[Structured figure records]
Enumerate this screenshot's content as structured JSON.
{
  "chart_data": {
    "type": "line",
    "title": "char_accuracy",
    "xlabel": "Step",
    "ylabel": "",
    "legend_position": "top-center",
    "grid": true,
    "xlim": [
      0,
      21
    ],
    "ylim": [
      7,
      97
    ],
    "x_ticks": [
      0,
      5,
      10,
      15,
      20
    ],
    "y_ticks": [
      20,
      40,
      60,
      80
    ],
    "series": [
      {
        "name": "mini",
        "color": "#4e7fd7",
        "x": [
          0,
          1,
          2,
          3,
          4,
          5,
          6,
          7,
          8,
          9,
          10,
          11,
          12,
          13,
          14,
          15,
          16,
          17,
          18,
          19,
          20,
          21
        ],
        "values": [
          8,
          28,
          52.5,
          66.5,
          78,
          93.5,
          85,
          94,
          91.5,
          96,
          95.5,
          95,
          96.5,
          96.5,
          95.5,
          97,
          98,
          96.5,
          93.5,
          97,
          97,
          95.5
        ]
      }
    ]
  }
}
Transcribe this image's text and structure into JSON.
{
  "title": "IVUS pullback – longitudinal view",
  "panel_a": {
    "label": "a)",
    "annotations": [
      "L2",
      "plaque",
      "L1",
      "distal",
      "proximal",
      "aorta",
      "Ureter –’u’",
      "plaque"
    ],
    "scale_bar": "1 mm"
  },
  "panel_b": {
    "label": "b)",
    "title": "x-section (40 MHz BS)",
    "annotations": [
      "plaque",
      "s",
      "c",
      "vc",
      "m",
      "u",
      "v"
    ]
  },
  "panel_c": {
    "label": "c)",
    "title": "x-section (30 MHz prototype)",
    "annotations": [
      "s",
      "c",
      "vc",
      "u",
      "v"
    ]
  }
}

• _OBJECTIVE_: Print the listing above in full, exactly as it is.

• _ANSWER BELOW_:
Enumerate this screenshot's content as structured JSON.
{
  "chart_data": {
    "type": "line",
    "title": "char_accuracy",
    "xlabel": "Step",
    "ylabel": "",
    "legend_position": "top-center",
    "grid": true,
    "xlim": [
      0,
      21
    ],
    "ylim": [
      7,
      97
    ],
    "x_ticks": [
      0,
      5,
      10,
      15,
      20
    ],
    "y_ticks": [
      20,
      40,
      60,
      80
    ],
    "series": [
      {
        "name": "mini",
        "color": "#4e7fd7",
        "x": [
          0,
          1,
          2,
          3,
          4,
          5,
          6,
          7,
          8,
          9,
          10,
          11,
          12,
          13,
          14,
          15,
          16,
          17,
          18,
          19,
          20,
          21
        ],
        "values": [
          8,
          28,
          52.5,
          66.5,
          78,
          93.5,
          85,
          94,
          91.5,
          96,
          95.5,
          95,
          96.5,
          96.5,
          95.5,
          97,
          98,
          96.5,
          93.5,
          97,
          97,
          95.5
        ]
      }
    ]
  }
}
Transcribe this image's text and structure into JSON.
{
  "title": "IVUS pullback – longitudinal view",
  "panel_a": {
    "label": "a)",
    "annotations": [
      "L2",
      "plaque",
      "L1",
      "distal",
      "proximal",
      "aorta",
      "Ureter –’u’",
      "plaque"
    ],
    "scale_bar": "1 mm"
  },
  "panel_b": {
    "label": "b)",
    "title": "x-section (40 MHz BS)",
    "annotations": [
      "plaque",
      "s",
      "c",
      "vc",
      "m",
      "u",
      "v"
    ]
  },
  "panel_c": {
    "label": "c)",
    "title": "x-section (30 MHz prototype)",
    "annotations": [
      "s",
      "c",
      "vc",
      "u",
      "v"
    ]
  }
}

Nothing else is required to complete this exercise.